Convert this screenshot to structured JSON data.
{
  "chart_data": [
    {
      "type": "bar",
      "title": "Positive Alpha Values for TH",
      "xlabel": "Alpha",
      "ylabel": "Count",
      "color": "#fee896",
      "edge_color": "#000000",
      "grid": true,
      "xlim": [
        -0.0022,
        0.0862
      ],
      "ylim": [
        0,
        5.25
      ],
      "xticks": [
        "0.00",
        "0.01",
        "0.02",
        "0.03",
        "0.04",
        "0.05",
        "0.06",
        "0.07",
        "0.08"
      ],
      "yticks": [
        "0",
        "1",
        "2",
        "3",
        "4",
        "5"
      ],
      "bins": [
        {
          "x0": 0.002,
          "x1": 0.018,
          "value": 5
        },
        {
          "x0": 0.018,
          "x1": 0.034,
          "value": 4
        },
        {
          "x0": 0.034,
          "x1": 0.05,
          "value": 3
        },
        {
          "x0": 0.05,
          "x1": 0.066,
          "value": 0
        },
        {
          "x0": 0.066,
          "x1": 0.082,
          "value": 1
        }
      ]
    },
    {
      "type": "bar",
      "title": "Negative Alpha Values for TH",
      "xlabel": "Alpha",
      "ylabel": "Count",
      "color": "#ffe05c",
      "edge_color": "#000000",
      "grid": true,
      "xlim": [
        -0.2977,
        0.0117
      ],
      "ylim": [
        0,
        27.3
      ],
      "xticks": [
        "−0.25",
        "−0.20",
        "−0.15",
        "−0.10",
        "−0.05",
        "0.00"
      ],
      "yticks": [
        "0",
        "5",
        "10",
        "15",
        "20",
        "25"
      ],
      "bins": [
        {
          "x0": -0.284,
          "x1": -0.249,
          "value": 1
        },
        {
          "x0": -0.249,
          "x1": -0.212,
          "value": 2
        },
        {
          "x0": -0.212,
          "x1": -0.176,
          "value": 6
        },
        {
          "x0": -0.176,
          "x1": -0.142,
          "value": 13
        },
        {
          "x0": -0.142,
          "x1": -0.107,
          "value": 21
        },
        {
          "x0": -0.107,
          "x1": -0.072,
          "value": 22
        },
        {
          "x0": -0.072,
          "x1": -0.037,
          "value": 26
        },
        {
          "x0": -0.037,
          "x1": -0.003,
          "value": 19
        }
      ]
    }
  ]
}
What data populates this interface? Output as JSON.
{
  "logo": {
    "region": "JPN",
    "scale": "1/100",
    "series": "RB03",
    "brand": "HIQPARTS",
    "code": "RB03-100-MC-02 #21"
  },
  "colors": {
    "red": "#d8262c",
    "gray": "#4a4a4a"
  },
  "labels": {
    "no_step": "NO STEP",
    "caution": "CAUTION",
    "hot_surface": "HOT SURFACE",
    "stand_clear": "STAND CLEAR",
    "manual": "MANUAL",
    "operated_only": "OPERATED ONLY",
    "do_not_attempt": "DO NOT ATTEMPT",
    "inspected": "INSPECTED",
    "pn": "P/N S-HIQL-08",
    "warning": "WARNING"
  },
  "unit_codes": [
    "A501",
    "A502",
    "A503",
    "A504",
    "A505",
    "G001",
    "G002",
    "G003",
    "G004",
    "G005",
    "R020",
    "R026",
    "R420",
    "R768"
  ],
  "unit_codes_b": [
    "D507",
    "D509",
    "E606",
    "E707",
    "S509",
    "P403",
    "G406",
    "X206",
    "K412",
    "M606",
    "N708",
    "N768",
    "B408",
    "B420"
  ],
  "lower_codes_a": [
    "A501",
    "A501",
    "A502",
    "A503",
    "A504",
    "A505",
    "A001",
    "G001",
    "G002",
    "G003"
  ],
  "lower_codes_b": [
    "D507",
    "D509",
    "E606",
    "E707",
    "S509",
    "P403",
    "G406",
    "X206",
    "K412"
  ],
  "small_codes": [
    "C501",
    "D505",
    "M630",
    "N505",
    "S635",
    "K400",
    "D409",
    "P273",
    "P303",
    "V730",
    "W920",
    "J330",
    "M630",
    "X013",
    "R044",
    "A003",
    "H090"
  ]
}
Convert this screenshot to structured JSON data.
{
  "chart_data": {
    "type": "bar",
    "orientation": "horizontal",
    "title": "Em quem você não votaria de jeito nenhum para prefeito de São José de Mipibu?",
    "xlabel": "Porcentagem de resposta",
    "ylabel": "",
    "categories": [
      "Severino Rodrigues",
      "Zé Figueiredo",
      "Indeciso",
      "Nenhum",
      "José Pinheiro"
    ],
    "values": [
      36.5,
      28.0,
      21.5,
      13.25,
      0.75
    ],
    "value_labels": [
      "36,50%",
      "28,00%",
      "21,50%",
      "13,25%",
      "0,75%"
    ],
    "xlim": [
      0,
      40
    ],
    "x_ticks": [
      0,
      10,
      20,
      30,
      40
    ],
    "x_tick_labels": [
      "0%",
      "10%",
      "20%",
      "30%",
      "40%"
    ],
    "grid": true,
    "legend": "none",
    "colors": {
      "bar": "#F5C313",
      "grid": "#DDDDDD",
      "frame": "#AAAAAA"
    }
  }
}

————————

[Problem requirements]
Look through the data and gather every line with the string "Alpha" in it.

[Correct answer]
      "title": "Positive Alpha Values for TH",
      "xlabel": "Alpha",
      "title": "Negative Alpha Values for TH",
      "xlabel": "Alpha",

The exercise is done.